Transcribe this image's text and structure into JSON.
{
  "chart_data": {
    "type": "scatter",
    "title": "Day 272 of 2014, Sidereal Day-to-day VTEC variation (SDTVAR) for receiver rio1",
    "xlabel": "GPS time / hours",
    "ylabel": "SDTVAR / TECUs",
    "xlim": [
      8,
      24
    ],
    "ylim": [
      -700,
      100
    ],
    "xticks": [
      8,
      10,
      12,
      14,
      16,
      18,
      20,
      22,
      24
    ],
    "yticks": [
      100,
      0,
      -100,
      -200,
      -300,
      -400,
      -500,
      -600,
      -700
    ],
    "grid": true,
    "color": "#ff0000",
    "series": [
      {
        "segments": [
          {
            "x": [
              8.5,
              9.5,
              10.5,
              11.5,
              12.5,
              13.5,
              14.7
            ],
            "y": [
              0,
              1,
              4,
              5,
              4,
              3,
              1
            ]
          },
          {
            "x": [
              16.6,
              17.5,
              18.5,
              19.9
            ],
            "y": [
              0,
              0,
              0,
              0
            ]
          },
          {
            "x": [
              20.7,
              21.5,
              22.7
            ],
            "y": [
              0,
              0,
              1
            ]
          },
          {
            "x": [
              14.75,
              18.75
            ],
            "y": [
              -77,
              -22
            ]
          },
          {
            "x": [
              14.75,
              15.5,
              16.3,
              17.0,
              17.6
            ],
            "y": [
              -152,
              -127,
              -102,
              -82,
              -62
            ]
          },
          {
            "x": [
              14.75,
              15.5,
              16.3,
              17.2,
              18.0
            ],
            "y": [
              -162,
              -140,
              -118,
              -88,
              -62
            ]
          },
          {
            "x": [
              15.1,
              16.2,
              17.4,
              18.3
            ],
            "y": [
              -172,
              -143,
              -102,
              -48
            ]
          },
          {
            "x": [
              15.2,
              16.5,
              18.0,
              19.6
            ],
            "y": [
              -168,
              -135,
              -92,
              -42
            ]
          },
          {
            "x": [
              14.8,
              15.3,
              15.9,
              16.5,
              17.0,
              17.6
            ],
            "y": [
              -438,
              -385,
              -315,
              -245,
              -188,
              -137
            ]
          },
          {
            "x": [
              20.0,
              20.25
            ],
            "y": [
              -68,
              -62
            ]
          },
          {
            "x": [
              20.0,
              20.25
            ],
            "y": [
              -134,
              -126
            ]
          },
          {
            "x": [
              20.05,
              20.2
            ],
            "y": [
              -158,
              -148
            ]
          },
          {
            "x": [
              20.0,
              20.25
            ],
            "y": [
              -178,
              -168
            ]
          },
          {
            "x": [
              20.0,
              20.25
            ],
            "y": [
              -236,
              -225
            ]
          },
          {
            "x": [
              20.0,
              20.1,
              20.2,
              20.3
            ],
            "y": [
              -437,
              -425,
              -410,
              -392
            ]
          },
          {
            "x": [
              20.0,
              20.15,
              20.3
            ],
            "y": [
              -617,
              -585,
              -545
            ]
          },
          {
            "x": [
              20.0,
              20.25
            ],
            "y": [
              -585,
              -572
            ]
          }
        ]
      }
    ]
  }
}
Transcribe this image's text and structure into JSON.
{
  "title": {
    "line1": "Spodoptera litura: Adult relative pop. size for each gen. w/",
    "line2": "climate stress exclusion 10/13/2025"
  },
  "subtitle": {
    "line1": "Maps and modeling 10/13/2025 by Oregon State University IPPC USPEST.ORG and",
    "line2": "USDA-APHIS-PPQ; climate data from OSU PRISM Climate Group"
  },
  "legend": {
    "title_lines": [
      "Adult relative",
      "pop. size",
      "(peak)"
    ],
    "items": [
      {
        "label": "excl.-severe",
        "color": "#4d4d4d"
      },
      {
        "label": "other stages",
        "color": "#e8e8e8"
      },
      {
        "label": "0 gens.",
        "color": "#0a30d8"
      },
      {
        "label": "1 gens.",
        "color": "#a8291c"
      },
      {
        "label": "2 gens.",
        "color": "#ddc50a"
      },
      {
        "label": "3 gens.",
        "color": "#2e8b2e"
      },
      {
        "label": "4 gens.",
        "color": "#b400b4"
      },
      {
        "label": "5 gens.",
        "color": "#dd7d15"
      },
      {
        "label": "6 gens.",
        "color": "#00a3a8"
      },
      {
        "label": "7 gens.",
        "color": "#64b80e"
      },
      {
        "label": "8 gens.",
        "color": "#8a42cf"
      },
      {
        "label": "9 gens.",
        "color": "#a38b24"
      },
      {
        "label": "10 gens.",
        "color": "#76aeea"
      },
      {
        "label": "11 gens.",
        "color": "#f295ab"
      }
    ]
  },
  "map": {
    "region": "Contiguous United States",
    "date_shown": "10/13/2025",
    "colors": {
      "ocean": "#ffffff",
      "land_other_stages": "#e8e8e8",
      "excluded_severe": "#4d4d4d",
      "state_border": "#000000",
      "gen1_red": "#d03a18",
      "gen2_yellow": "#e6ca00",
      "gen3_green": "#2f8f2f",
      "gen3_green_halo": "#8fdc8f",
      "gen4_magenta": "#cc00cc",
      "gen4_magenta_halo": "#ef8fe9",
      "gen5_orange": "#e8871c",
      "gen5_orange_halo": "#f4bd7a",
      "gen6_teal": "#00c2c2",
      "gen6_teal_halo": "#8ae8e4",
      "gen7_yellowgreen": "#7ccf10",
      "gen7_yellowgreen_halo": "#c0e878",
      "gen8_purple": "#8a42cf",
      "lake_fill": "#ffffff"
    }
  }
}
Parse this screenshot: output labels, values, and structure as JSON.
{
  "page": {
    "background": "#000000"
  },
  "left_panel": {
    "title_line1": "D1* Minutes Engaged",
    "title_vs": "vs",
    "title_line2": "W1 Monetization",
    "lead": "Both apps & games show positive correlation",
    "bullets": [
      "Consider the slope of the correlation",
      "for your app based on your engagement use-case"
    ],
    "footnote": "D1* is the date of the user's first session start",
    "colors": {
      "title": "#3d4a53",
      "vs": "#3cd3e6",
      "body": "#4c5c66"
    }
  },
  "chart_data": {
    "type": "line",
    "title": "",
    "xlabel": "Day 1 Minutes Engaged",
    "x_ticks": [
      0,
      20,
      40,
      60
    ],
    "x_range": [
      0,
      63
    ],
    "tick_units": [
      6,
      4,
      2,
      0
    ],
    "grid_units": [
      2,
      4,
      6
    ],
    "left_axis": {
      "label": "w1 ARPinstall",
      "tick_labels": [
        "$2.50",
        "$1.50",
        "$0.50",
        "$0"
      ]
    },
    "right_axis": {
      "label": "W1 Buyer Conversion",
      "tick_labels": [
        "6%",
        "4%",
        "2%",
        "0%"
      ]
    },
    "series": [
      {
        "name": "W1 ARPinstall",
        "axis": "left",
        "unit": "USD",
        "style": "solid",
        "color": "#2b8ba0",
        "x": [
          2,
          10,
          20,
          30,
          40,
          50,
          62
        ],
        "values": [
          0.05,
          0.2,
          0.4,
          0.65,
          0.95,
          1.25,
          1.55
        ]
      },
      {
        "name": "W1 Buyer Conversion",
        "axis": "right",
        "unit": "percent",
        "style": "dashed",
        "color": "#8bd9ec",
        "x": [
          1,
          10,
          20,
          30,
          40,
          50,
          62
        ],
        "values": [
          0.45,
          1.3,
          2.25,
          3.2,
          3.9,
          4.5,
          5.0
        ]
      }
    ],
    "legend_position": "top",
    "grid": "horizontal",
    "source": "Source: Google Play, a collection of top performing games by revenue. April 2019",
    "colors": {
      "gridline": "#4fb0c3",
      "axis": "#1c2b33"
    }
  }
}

· · · ·

--- Written instruction ---
Copy the material above back out, exactly as written.

--- Solution for this task ---
Transcribe this image's text and structure into JSON.
{
  "chart_data": {
    "type": "scatter",
    "title": "Day 272 of 2014, Sidereal Day-to-day VTEC variation (SDTVAR) for receiver rio1",
    "xlabel": "GPS time / hours",
    "ylabel": "SDTVAR / TECUs",
    "xlim": [
      8,
      24
    ],
    "ylim": [
      -700,
      100
    ],
    "xticks": [
      8,
      10,
      12,
      14,
      16,
      18,
      20,
      22,
      24
    ],
    "yticks": [
      100,
      0,
      -100,
      -200,
      -300,
      -400,
      -500,
      -600,
      -700
    ],
    "grid": true,
    "color": "#ff0000",
    "series": [
      {
        "segments": [
          {
            "x": [
              8.5,
              9.5,
              10.5,
              11.5,
              12.5,
              13.5,
              14.7
            ],
            "y": [
              0,
              1,
              4,
              5,
              4,
              3,
              1
            ]
          },
          {
            "x": [
              16.6,
              17.5,
              18.5,
              19.9
            ],
            "y": [
              0,
              0,
              0,
              0
            ]
          },
          {
            "x": [
              20.7,
              21.5,
              22.7
            ],
            "y": [
              0,
              0,
              1
            ]
          },
          {
            "x": [
              14.75,
              18.75
            ],
            "y": [
              -77,
              -22
            ]
          },
          {
            "x": [
              14.75,
              15.5,
              16.3,
              17.0,
              17.6
            ],
            "y": [
              -152,
              -127,
              -102,
              -82,
              -62
            ]
          },
          {
            "x": [
              14.75,
              15.5,
              16.3,
              17.2,
              18.0
            ],
            "y": [
              -162,
              -140,
              -118,
              -88,
              -62
            ]
          },
          {
            "x": [
              15.1,
              16.2,
              17.4,
              18.3
            ],
            "y": [
              -172,
              -143,
              -102,
              -48
            ]
          },
          {
            "x": [
              15.2,
              16.5,
              18.0,
              19.6
            ],
            "y": [
              -168,
              -135,
              -92,
              -42
            ]
          },
          {
            "x": [
              14.8,
              15.3,
              15.9,
              16.5,
              17.0,
              17.6
            ],
            "y": [
              -438,
              -385,
              -315,
              -245,
              -188,
              -137
            ]
          },
          {
            "x": [
              20.0,
              20.25
            ],
            "y": [
              -68,
              -62
            ]
          },
          {
            "x": [
              20.0,
              20.25
            ],
            "y": [
              -134,
              -126
            ]
          },
          {
            "x": [
              20.05,
              20.2
            ],
            "y": [
              -158,
              -148
            ]
          },
          {
            "x": [
              20.0,
              20.25
            ],
            "y": [
              -178,
              -168
            ]
          },
          {
            "x": [
              20.0,
              20.25
            ],
            "y": [
              -236,
              -225
            ]
          },
          {
            "x": [
              20.0,
              20.1,
              20.2,
              20.3
            ],
            "y": [
              -437,
              -425,
              -410,
              -392
            ]
          },
          {
            "x": [
              20.0,
              20.15,
              20.3
            ],
            "y": [
              -617,
              -585,
              -545
            ]
          },
          {
            "x": [
              20.0,
              20.25
            ],
            "y": [
              -585,
              -572
            ]
          }
        ]
      }
    ]
  }
}
Transcribe this image's text and structure into JSON.
{
  "title": {
    "line1": "Spodoptera litura: Adult relative pop. size for each gen. w/",
    "line2": "climate stress exclusion 10/13/2025"
  },
  "subtitle": {
    "line1": "Maps and modeling 10/13/2025 by Oregon State University IPPC USPEST.ORG and",
    "line2": "USDA-APHIS-PPQ; climate data from OSU PRISM Climate Group"
  },
  "legend": {
    "title_lines": [
      "Adult relative",
      "pop. size",
      "(peak)"
    ],
    "items": [
      {
        "label": "excl.-severe",
        "color": "#4d4d4d"
      },
      {
        "label": "other stages",
        "color": "#e8e8e8"
      },
      {
        "label": "0 gens.",
        "color": "#0a30d8"
      },
      {
        "label": "1 gens.",
        "color": "#a8291c"
      },
      {
        "label": "2 gens.",
        "color": "#ddc50a"
      },
      {
        "label": "3 gens.",
        "color": "#2e8b2e"
      },
      {
        "label": "4 gens.",
        "color": "#b400b4"
      },
      {
        "label": "5 gens.",
        "color": "#dd7d15"
      },
      {
        "label": "6 gens.",
        "color": "#00a3a8"
      },
      {
        "label": "7 gens.",
        "color": "#64b80e"
      },
      {
        "label": "8 gens.",
        "color": "#8a42cf"
      },
      {
        "label": "9 gens.",
        "color": "#a38b24"
      },
      {
        "label": "10 gens.",
        "color": "#76aeea"
      },
      {
        "label": "11 gens.",
        "color": "#f295ab"
      }
    ]
  },
  "map": {
    "region": "Contiguous United States",
    "date_shown": "10/13/2025",
    "colors": {
      "ocean": "#ffffff",
      "land_other_stages": "#e8e8e8",
      "excluded_severe": "#4d4d4d",
      "state_border": "#000000",
      "gen1_red": "#d03a18",
      "gen2_yellow": "#e6ca00",
      "gen3_green": "#2f8f2f",
      "gen3_green_halo": "#8fdc8f",
      "gen4_magenta": "#cc00cc",
      "gen4_magenta_halo": "#ef8fe9",
      "gen5_orange": "#e8871c",
      "gen5_orange_halo": "#f4bd7a",
      "gen6_teal": "#00c2c2",
      "gen6_teal_halo": "#8ae8e4",
      "gen7_yellowgreen": "#7ccf10",
      "gen7_yellowgreen_halo": "#c0e878",
      "gen8_purple": "#8a42cf",
      "lake_fill": "#ffffff"
    }
  }
}
Parse this screenshot: output labels, values, and structure as JSON.
{
  "page": {
    "background": "#000000"
  },
  "left_panel": {
    "title_line1": "D1* Minutes Engaged",
    "title_vs": "vs",
    "title_line2": "W1 Monetization",
    "lead": "Both apps & games show positive correlation",
    "bullets": [
      "Consider the slope of the correlation",
      "for your app based on your engagement use-case"
    ],
    "footnote": "D1* is the date of the user's first session start",
    "colors": {
      "title": "#3d4a53",
      "vs": "#3cd3e6",
      "body": "#4c5c66"
    }
  },
  "chart_data": {
    "type": "line",
    "title": "",
    "xlabel": "Day 1 Minutes Engaged",
    "x_ticks": [
      0,
      20,
      40,
      60
    ],
    "x_range": [
      0,
      63
    ],
    "tick_units": [
      6,
      4,
      2,
      0
    ],
    "grid_units": [
      2,
      4,
      6
    ],
    "left_axis": {
      "label": "w1 ARPinstall",
      "tick_labels": [
        "$2.50",
        "$1.50",
        "$0.50",
        "$0"
      ]
    },
    "right_axis": {
      "label": "W1 Buyer Conversion",
      "tick_labels": [
        "6%",
        "4%",
        "2%",
        "0%"
      ]
    },
    "series": [
      {
        "name": "W1 ARPinstall",
        "axis": "left",
        "unit": "USD",
        "style": "solid",
        "color": "#2b8ba0",
        "x": [
          2,
          10,
          20,
          30,
          40,
          50,
          62
        ],
        "values": [
          0.05,
          0.2,
          0.4,
          0.65,
          0.95,
          1.25,
          1.55
        ]
      },
      {
        "name": "W1 Buyer Conversion",
        "axis": "right",
        "unit": "percent",
        "style": "dashed",
        "color": "#8bd9ec",
        "x": [
          1,
          10,
          20,
          30,
          40,
          50,
          62
        ],
        "values": [
          0.45,
          1.3,
          2.25,
          3.2,
          3.9,
          4.5,
          5.0
        ]
      }
    ],
    "legend_position": "top",
    "grid": "horizontal",
    "source": "Source: Google Play, a collection of top performing games by revenue. April 2019",
    "colors": {
      "gridline": "#4fb0c3",
      "axis": "#1c2b33"
    }
  }
}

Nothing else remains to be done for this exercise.